Give an exact copy of every line, leaving images out.
══ Available data ══
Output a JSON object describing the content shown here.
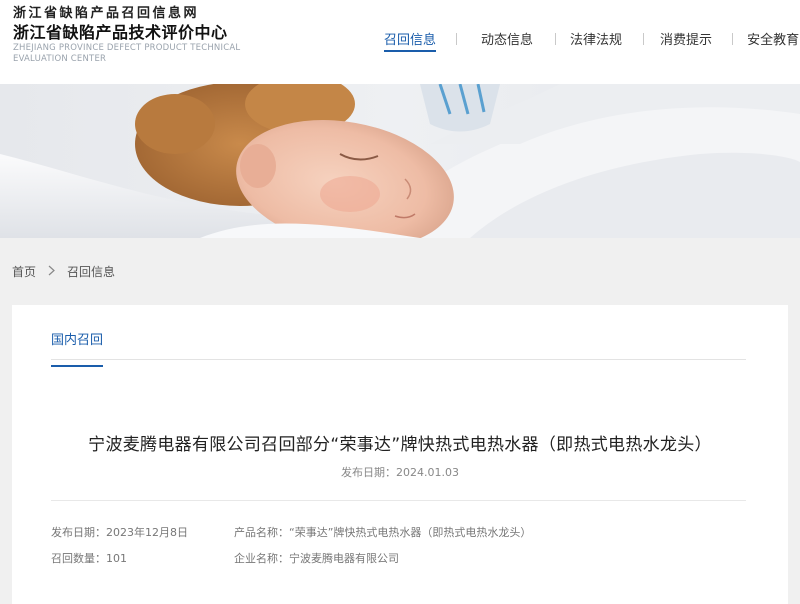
{
  "header": {
    "site_name": "浙江省缺陷产品召回信息网",
    "org_name": "浙江省缺陷产品技术评价中心",
    "org_name_en_line1": "ZHEJIANG PROVINCE DEFECT PRODUCT TECHNICAL",
    "org_name_en_line2": "EVALUATION CENTER"
  },
  "nav": {
    "items": [
      {
        "label": "召回信息",
        "active": true
      },
      {
        "label": "动态信息"
      },
      {
        "label": "法律法规"
      },
      {
        "label": "消费提示"
      },
      {
        "label": "安全教育"
      }
    ]
  },
  "breadcrumb": {
    "home": "首页",
    "current": "召回信息"
  },
  "tabs": {
    "domestic": "国内召回"
  },
  "article": {
    "title": "宁波麦腾电器有限公司召回部分“荣事达”牌快热式电热水器（即热式电热水龙头）",
    "publish_date_label": "发布日期：",
    "publish_date": "2024.01.03",
    "release_date_label": "发布日期：",
    "release_date": "2023年12月8日",
    "recall_qty_label": "召回数量：",
    "recall_qty": "101",
    "product_name_label": "产品名称：",
    "product_name": "“荣事达”牌快热式电热水器（即热式电热水龙头）",
    "company_label": "企业名称：",
    "company": "宁波麦腾电器有限公司"
  },
  "colors": {
    "accent": "#1a5dab",
    "page_bg": "#f0f0f0",
    "card_bg": "#ffffff"
  }
}
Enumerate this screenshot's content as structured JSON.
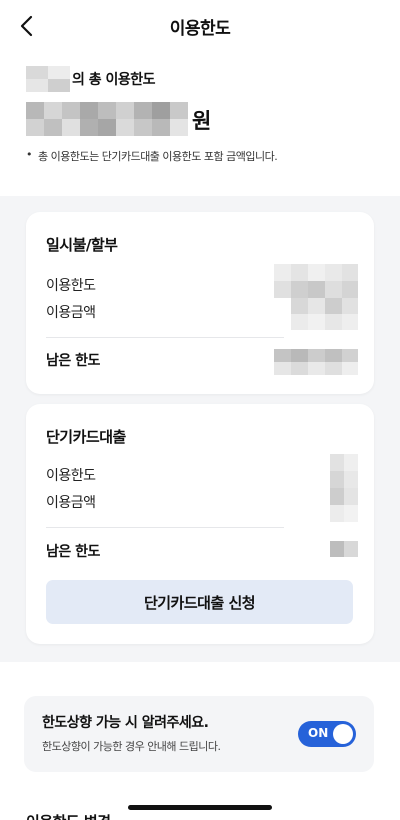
{
  "header": {
    "title": "이용한도",
    "back_icon": "chevron-left-icon"
  },
  "summary": {
    "total_limit_label": "의 총 이용한도",
    "currency_unit": "원",
    "note": "총 이용한도는 단기카드대출 이용한도 포함 금액입니다.",
    "note_bullet": "•"
  },
  "installment_card": {
    "title": "일시불/할부",
    "limit_label": "이용한도",
    "used_label": "이용금액",
    "remaining_label": "남은 한도"
  },
  "cash_card": {
    "title": "단기카드대출",
    "limit_label": "이용한도",
    "used_label": "이용금액",
    "remaining_label": "남은 한도",
    "apply_button": "단기카드대출 신청"
  },
  "notify": {
    "title": "한도상향 가능 시 알려주세요.",
    "subtitle": "한도상향이 가능한 경우 안내해 드립니다.",
    "toggle_label": "ON",
    "toggle_on": true
  },
  "next_section": {
    "title": "이용한도 변경"
  },
  "colors": {
    "accent": "#2662d9",
    "section_bg": "#f4f5f7",
    "button_bg": "#e3eaf6"
  }
}
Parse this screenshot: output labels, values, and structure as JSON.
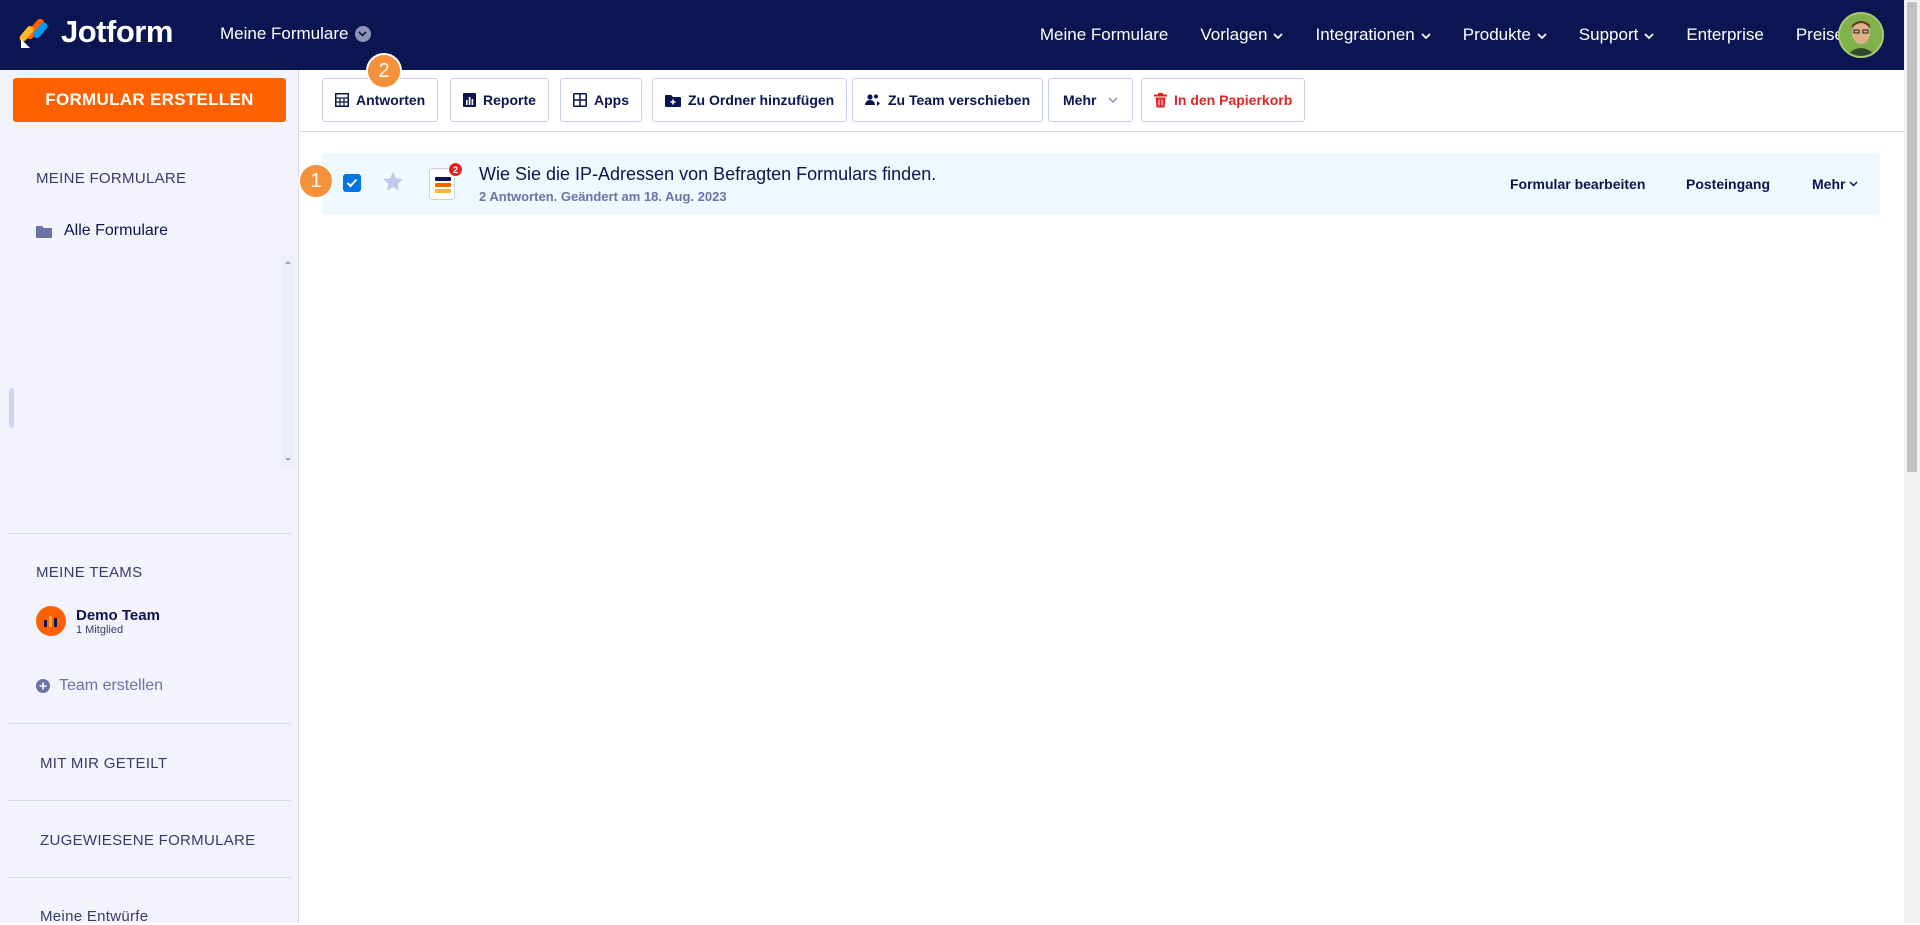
{
  "app": {
    "name": "Jotform",
    "workspace": "Meine Formulare"
  },
  "nav": {
    "items": [
      {
        "label": "Meine Formulare",
        "dropdown": false
      },
      {
        "label": "Vorlagen",
        "dropdown": true
      },
      {
        "label": "Integrationen",
        "dropdown": true
      },
      {
        "label": "Produkte",
        "dropdown": true
      },
      {
        "label": "Support",
        "dropdown": true
      },
      {
        "label": "Enterprise",
        "dropdown": false
      },
      {
        "label": "Preise",
        "dropdown": false
      }
    ]
  },
  "sidebar": {
    "create_label": "FORMULAR ERSTELLEN",
    "my_forms_heading": "MEINE FORMULARE",
    "all_forms_label": "Alle Formulare",
    "my_teams_heading": "MEINE TEAMS",
    "team": {
      "name": "Demo Team",
      "members": "1 Mitglied"
    },
    "create_team_label": "Team erstellen",
    "shared_heading": "MIT MIR GETEILT",
    "assigned_heading": "ZUGEWIESENE FORMULARE",
    "drafts_label": "Meine Entwürfe"
  },
  "toolbar": {
    "responses_label": "Antworten",
    "reports_label": "Reporte",
    "apps_label": "Apps",
    "add_folder_label": "Zu Ordner hinzufügen",
    "move_team_label": "Zu Team verschieben",
    "more_label": "Mehr",
    "trash_label": "In den Papierkorb"
  },
  "form": {
    "title": "Wie Sie die IP-Adressen von Befragten Formulars finden.",
    "subtitle": "2 Antworten. Geändert am 18. Aug. 2023",
    "badge_count": "2",
    "edit_label": "Formular bearbeiten",
    "inbox_label": "Posteingang",
    "more_label": "Mehr"
  },
  "step_badges": {
    "first": "1",
    "second": "2"
  },
  "colors": {
    "nav_bg": "#0a1551",
    "primary": "#ff6100",
    "checkbox": "#0075e3",
    "danger": "#dc2626",
    "step_badge": "#f5903b",
    "row_highlight": "#edf8ff"
  }
}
═══
[Written response]
Output a JSON object describing the content shown here.
{
  "header": {
    "site_name": "浙江省缺陷产品召回信息网",
    "org_name": "浙江省缺陷产品技术评价中心",
    "org_name_en_line1": "ZHEJIANG PROVINCE DEFECT PRODUCT TECHNICAL",
    "org_name_en_line2": "EVALUATION CENTER"
  },
  "nav": {
    "items": [
      {
        "label": "召回信息",
        "active": true
      },
      {
        "label": "动态信息"
      },
      {
        "label": "法律法规"
      },
      {
        "label": "消费提示"
      },
      {
        "label": "安全教育"
      }
    ]
  },
  "breadcrumb": {
    "home": "首页",
    "current": "召回信息"
  },
  "tabs": {
    "domestic": "国内召回"
  },
  "article": {
    "title": "宁波麦腾电器有限公司召回部分“荣事达”牌快热式电热水器（即热式电热水龙头）",
    "publish_date_label": "发布日期：",
    "publish_date": "2024.01.03",
    "release_date_label": "发布日期：",
    "release_date": "2023年12月8日",
    "recall_qty_label": "召回数量：",
    "recall_qty": "101",
    "product_name_label": "产品名称：",
    "product_name": "“荣事达”牌快热式电热水器（即热式电热水龙头）",
    "company_label": "企业名称：",
    "company": "宁波麦腾电器有限公司"
  },
  "colors": {
    "accent": "#1a5dab",
    "page_bg": "#f0f0f0",
    "card_bg": "#ffffff"
  }
}
Enumerate this screenshot's content as structured JSON.
{
  "header": {
    "title": "이용한도",
    "back_icon": "chevron-left-icon"
  },
  "summary": {
    "total_limit_label": "의 총 이용한도",
    "currency_unit": "원",
    "note": "총 이용한도는 단기카드대출 이용한도 포함 금액입니다.",
    "note_bullet": "•"
  },
  "installment_card": {
    "title": "일시불/할부",
    "limit_label": "이용한도",
    "used_label": "이용금액",
    "remaining_label": "남은 한도"
  },
  "cash_card": {
    "title": "단기카드대출",
    "limit_label": "이용한도",
    "used_label": "이용금액",
    "remaining_label": "남은 한도",
    "apply_button": "단기카드대출 신청"
  },
  "notify": {
    "title": "한도상향 가능 시 알려주세요.",
    "subtitle": "한도상향이 가능한 경우 안내해 드립니다.",
    "toggle_label": "ON",
    "toggle_on": true
  },
  "next_section": {
    "title": "이용한도 변경"
  },
  "colors": {
    "accent": "#2662d9",
    "section_bg": "#f4f5f7",
    "button_bg": "#e3eaf6"
  }
}
Parse this screenshot: output labels, values, and structure as JSON.
{
  "app": {
    "name": "Jotform",
    "workspace": "Meine Formulare"
  },
  "nav": {
    "items": [
      {
        "label": "Meine Formulare",
        "dropdown": false
      },
      {
        "label": "Vorlagen",
        "dropdown": true
      },
      {
        "label": "Integrationen",
        "dropdown": true
      },
      {
        "label": "Produkte",
        "dropdown": true
      },
      {
        "label": "Support",
        "dropdown": true
      },
      {
        "label": "Enterprise",
        "dropdown": false
      },
      {
        "label": "Preise",
        "dropdown": false
      }
    ]
  },
  "sidebar": {
    "create_label": "FORMULAR ERSTELLEN",
    "my_forms_heading": "MEINE FORMULARE",
    "all_forms_label": "Alle Formulare",
    "my_teams_heading": "MEINE TEAMS",
    "team": {
      "name": "Demo Team",
      "members": "1 Mitglied"
    },
    "create_team_label": "Team erstellen",
    "shared_heading": "MIT MIR GETEILT",
    "assigned_heading": "ZUGEWIESENE FORMULARE",
    "drafts_label": "Meine Entwürfe"
  },
  "toolbar": {
    "responses_label": "Antworten",
    "reports_label": "Reporte",
    "apps_label": "Apps",
    "add_folder_label": "Zu Ordner hinzufügen",
    "move_team_label": "Zu Team verschieben",
    "more_label": "Mehr",
    "trash_label": "In den Papierkorb"
  },
  "form": {
    "title": "Wie Sie die IP-Adressen von Befragten Formulars finden.",
    "subtitle": "2 Antworten. Geändert am 18. Aug. 2023",
    "badge_count": "2",
    "edit_label": "Formular bearbeiten",
    "inbox_label": "Posteingang",
    "more_label": "Mehr"
  },
  "step_badges": {
    "first": "1",
    "second": "2"
  },
  "colors": {
    "nav_bg": "#0a1551",
    "primary": "#ff6100",
    "checkbox": "#0075e3",
    "danger": "#dc2626",
    "step_badge": "#f5903b",
    "row_highlight": "#edf8ff"
  }
}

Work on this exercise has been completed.